* Begin MATERIAL PROVIDED *
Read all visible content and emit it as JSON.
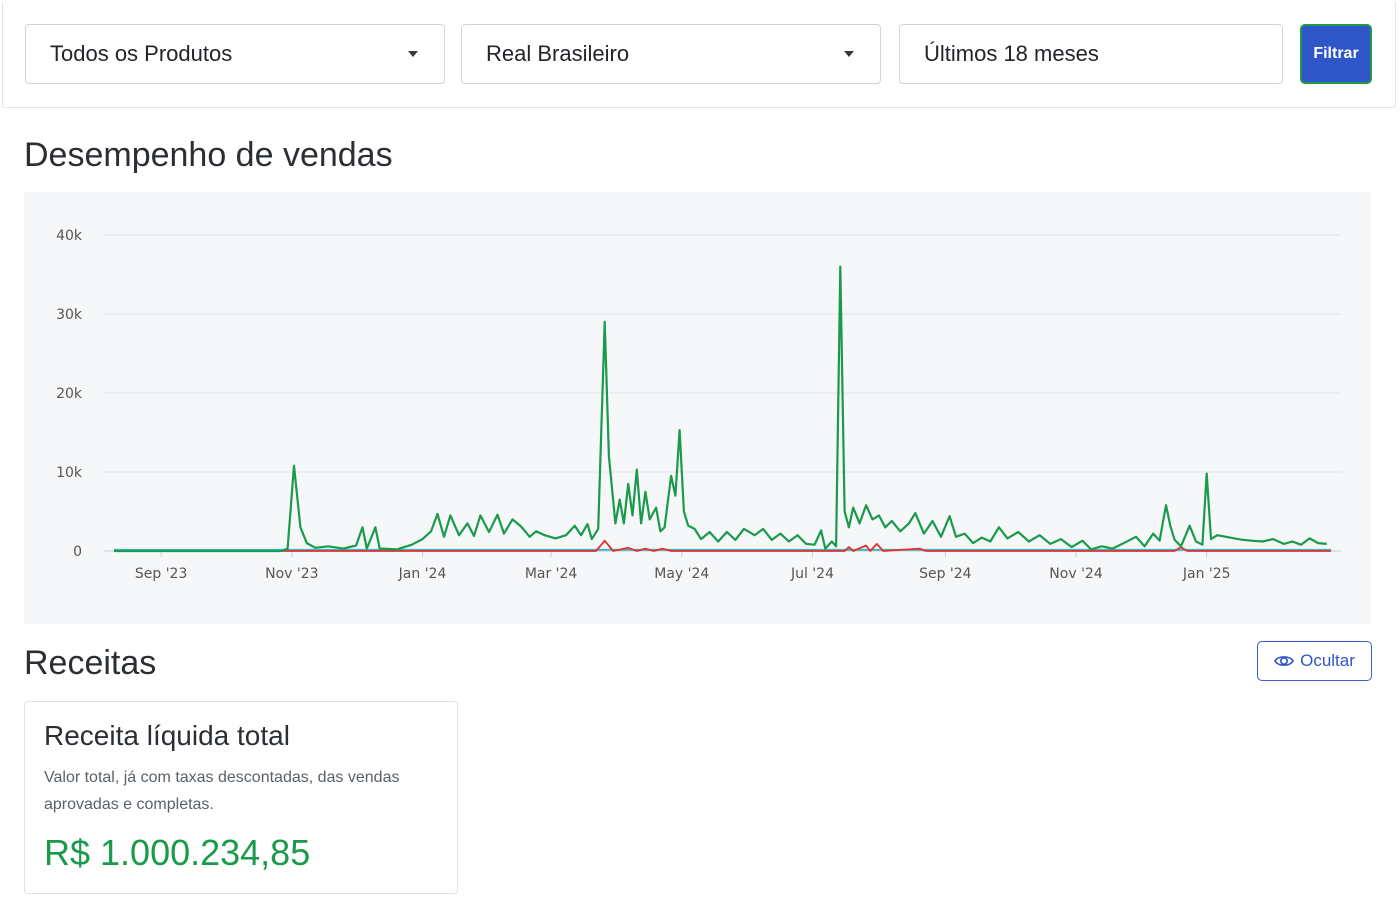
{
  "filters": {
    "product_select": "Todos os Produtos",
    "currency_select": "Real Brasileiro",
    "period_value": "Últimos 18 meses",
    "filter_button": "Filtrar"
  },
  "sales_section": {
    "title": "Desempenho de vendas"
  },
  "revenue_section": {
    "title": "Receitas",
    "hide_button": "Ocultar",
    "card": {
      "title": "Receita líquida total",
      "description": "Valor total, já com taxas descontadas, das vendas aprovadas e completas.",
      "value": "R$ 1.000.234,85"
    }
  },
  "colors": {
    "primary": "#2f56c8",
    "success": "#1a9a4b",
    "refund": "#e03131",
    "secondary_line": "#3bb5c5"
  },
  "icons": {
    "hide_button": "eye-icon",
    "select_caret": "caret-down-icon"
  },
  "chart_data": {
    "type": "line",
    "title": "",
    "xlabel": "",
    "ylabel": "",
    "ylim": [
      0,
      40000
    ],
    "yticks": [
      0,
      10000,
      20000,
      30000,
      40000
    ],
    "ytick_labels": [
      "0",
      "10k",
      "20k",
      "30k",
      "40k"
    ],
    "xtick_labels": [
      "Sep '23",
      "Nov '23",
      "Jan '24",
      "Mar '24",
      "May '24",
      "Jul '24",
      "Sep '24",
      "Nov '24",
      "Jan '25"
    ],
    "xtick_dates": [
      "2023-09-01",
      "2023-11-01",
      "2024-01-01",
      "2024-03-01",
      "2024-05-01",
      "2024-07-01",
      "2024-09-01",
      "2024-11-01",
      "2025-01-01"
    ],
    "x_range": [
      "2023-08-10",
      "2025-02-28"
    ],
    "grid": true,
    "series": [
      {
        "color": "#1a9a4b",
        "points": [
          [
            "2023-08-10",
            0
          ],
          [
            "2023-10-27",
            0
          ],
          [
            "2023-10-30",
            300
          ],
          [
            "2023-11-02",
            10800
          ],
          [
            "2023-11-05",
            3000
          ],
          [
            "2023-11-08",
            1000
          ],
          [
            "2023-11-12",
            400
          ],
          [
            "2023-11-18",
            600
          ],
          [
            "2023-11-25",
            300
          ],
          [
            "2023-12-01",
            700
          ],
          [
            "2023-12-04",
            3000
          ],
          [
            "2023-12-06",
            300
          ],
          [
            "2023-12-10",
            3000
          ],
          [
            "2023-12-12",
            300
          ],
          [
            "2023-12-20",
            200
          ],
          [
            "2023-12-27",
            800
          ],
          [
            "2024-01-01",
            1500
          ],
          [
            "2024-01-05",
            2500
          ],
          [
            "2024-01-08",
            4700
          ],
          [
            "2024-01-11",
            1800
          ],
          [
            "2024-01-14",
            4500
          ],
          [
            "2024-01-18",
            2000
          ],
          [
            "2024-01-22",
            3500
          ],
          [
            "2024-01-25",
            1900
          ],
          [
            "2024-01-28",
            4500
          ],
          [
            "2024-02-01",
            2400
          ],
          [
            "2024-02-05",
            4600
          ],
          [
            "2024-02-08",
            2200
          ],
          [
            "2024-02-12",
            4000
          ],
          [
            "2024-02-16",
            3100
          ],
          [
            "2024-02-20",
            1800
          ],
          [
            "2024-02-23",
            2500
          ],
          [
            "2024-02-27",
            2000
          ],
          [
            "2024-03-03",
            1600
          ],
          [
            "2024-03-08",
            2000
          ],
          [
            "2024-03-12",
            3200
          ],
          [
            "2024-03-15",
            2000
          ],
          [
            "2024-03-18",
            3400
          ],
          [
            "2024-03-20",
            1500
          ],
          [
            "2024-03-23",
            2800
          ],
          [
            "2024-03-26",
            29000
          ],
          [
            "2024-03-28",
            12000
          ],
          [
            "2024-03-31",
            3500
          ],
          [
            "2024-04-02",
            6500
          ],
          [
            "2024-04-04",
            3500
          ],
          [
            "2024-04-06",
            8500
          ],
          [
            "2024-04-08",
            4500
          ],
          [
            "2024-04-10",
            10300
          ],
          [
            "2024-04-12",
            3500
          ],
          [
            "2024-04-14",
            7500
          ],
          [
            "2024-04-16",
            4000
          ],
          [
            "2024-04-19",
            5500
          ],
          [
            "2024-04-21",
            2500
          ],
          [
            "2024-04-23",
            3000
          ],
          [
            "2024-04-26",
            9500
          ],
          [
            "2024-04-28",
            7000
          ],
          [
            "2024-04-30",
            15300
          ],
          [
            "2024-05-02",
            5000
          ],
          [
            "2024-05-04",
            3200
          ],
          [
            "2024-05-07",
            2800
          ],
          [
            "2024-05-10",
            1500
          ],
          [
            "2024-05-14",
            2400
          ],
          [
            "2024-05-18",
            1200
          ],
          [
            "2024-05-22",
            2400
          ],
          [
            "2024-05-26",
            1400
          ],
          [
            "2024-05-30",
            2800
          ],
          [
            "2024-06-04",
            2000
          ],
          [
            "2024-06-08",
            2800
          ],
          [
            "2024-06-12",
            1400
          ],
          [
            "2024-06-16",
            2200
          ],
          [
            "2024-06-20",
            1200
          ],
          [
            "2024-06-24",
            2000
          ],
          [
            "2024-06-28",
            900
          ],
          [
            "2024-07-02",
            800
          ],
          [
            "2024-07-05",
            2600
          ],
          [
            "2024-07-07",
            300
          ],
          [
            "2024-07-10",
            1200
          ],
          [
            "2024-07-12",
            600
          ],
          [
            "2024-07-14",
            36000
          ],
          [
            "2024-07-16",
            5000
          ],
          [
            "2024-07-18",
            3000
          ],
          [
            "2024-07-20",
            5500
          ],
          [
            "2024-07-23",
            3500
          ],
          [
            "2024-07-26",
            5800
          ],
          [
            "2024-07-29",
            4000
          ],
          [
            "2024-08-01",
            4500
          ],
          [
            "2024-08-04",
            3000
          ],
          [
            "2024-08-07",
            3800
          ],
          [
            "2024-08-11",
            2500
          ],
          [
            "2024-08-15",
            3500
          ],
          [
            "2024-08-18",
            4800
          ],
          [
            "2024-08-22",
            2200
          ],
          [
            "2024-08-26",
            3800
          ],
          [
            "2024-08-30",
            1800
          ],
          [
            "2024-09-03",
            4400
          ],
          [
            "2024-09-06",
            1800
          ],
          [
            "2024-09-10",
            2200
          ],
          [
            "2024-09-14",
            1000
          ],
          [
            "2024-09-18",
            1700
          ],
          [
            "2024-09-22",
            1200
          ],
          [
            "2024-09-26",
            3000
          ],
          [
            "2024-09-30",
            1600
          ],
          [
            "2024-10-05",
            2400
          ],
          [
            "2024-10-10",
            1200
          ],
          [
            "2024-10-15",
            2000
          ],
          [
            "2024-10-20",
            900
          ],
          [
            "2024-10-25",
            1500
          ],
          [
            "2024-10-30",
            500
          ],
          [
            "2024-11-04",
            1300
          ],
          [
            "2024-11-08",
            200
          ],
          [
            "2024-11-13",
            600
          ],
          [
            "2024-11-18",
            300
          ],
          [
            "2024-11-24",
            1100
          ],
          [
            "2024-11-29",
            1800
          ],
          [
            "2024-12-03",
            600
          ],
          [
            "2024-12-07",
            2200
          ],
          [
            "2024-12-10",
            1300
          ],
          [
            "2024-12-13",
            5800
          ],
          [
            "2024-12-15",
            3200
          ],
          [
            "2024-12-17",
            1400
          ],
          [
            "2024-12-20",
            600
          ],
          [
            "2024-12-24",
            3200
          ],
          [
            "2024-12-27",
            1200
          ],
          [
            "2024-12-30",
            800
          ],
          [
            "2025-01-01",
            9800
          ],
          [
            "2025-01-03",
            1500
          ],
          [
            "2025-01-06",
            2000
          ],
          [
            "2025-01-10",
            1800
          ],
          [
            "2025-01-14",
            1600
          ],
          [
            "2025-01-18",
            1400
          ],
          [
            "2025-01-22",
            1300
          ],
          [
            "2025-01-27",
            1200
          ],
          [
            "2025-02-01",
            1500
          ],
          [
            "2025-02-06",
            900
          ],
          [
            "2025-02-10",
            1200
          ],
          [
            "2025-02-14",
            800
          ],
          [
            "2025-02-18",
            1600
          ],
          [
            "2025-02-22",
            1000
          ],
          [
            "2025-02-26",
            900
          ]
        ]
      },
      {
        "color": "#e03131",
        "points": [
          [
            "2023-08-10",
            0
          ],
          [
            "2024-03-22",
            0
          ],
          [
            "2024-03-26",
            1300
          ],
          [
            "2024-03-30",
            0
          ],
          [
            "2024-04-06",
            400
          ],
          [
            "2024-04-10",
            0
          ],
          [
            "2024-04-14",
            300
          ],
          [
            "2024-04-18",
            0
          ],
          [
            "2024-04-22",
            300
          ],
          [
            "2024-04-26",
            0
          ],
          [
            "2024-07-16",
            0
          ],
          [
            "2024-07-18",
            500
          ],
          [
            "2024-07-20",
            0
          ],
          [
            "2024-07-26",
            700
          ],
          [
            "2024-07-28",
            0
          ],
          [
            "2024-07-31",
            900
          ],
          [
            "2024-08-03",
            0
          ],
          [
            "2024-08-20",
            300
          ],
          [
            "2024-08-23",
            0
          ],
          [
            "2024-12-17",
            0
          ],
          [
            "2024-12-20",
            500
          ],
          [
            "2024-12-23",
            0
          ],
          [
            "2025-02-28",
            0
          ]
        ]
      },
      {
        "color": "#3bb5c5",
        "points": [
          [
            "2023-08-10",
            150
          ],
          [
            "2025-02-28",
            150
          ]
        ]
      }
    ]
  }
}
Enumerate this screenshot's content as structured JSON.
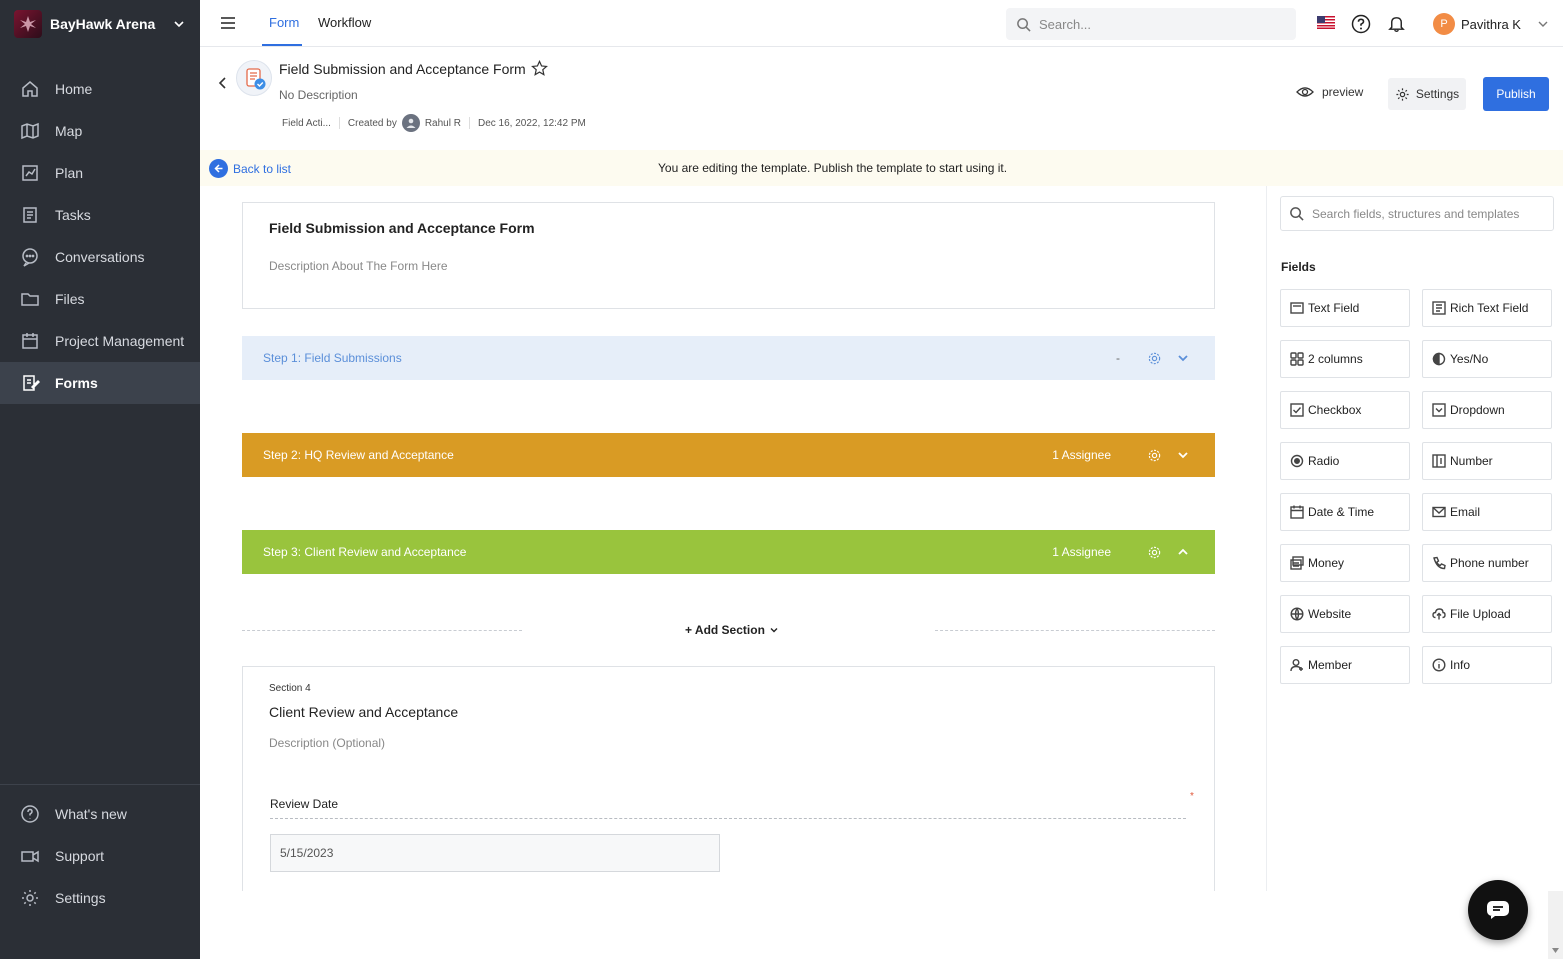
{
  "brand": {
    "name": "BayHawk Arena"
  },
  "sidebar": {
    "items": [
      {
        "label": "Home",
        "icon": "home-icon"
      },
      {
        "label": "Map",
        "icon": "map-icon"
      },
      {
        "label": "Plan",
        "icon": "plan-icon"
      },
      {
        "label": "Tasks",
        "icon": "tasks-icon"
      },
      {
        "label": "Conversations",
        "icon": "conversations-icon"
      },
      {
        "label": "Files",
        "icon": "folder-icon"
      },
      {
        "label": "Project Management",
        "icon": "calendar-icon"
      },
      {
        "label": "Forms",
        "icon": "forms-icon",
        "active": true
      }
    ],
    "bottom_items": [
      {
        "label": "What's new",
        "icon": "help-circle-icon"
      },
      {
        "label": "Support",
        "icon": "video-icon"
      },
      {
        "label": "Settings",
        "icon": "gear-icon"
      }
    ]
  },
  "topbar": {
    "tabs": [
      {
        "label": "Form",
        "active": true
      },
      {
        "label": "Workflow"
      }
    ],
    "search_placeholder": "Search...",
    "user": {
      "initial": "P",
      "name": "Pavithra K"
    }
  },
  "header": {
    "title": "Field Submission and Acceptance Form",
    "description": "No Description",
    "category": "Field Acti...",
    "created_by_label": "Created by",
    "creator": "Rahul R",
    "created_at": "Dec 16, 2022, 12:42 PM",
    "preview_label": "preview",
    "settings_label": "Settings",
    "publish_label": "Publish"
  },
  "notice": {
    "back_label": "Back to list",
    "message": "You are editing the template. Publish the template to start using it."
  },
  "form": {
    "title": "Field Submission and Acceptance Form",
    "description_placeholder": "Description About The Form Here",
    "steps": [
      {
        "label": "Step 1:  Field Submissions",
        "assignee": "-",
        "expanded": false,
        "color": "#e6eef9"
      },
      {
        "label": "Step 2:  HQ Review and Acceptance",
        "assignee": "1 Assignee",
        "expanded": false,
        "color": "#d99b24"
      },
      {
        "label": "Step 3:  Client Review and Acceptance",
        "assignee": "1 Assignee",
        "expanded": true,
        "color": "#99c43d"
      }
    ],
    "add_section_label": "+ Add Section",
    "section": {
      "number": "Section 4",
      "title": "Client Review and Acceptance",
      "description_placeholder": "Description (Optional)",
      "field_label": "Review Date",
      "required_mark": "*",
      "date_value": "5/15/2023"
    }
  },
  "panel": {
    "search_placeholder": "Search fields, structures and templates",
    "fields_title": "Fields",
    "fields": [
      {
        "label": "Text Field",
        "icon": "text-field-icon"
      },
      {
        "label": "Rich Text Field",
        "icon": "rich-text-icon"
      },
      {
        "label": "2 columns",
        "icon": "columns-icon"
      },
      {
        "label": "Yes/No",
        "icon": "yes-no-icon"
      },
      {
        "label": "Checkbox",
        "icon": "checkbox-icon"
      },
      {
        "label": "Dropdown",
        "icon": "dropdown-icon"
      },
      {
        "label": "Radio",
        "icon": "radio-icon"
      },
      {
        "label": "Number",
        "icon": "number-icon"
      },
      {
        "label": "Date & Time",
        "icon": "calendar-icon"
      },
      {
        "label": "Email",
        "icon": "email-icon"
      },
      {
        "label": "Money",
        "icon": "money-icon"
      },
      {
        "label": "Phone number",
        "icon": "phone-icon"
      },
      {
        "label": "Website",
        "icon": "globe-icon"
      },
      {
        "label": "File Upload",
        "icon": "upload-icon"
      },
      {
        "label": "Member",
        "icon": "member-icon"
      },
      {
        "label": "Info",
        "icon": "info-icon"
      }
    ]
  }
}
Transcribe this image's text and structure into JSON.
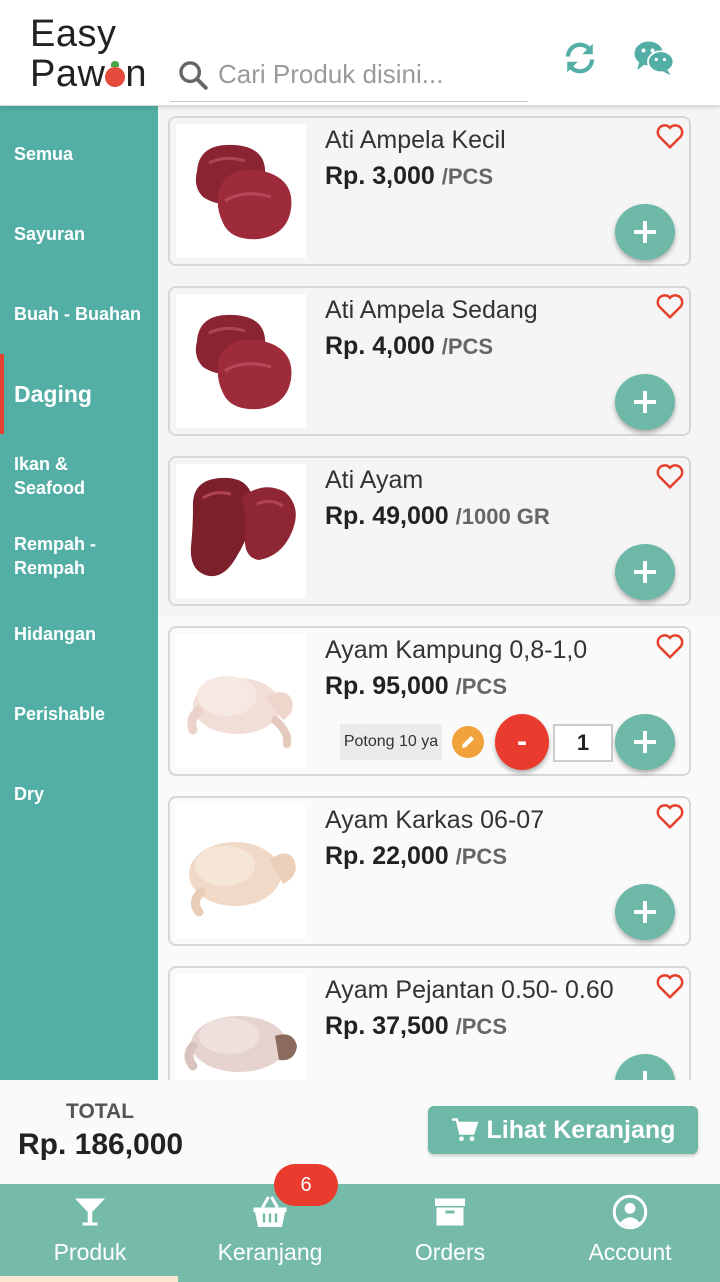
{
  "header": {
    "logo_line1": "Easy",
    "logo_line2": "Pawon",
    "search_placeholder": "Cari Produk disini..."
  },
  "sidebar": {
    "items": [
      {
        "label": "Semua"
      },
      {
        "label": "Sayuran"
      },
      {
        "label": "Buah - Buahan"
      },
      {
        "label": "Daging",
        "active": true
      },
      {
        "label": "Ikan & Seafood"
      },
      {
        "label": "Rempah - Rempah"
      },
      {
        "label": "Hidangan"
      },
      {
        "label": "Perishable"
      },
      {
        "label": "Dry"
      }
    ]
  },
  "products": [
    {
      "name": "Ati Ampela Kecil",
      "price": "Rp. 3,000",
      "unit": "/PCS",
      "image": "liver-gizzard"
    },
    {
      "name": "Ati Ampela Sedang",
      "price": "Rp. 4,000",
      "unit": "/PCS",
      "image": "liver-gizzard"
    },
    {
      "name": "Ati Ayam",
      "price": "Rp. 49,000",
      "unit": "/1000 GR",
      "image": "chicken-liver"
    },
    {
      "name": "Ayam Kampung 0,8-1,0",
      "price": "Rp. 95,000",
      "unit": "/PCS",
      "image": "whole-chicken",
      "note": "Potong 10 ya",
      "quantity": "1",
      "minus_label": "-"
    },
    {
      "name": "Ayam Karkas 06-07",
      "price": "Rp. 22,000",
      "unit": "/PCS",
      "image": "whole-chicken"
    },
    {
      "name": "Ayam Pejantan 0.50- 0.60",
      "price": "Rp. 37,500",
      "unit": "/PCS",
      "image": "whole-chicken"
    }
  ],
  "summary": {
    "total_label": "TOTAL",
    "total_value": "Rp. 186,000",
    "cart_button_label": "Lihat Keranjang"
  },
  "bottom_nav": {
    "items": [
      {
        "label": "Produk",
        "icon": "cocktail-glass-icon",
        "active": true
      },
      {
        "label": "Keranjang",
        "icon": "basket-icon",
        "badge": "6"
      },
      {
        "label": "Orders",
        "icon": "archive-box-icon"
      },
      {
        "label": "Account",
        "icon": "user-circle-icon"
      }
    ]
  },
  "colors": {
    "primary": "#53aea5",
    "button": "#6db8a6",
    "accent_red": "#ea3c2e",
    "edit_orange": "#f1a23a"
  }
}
* End MATERIAL PROVIDED *
• **TO BE DONE**
Return every line above that contains the word "Client".

• **THE REPLY**
        "label": "Step 3:  Client Review and Acceptance",
      "title": "Client Review and Acceptance",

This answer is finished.